▶ **EXERCISE DETAILS**
Write out each entry again. Keep every word exactly as it is.

▶ **ENTRIES**
::::::

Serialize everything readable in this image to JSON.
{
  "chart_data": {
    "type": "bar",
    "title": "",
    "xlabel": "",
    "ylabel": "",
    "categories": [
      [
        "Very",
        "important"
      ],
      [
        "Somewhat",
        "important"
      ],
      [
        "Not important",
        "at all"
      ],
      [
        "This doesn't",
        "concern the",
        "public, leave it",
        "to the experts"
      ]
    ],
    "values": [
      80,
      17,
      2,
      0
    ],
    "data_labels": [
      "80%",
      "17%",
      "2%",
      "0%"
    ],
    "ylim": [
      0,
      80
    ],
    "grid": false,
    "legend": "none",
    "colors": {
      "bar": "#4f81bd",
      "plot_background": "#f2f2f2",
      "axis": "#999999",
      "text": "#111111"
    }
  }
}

::::::

▶ **RESULT**
Serialize everything readable in this image to JSON.
{
  "chart_data": {
    "type": "bar",
    "title": "",
    "xlabel": "",
    "ylabel": "",
    "categories": [
      [
        "Very",
        "important"
      ],
      [
        "Somewhat",
        "important"
      ],
      [
        "Not important",
        "at all"
      ],
      [
        "This doesn't",
        "concern the",
        "public, leave it",
        "to the experts"
      ]
    ],
    "values": [
      80,
      17,
      2,
      0
    ],
    "data_labels": [
      "80%",
      "17%",
      "2%",
      "0%"
    ],
    "ylim": [
      0,
      80
    ],
    "grid": false,
    "legend": "none",
    "colors": {
      "bar": "#4f81bd",
      "plot_background": "#f2f2f2",
      "axis": "#999999",
      "text": "#111111"
    }
  }
}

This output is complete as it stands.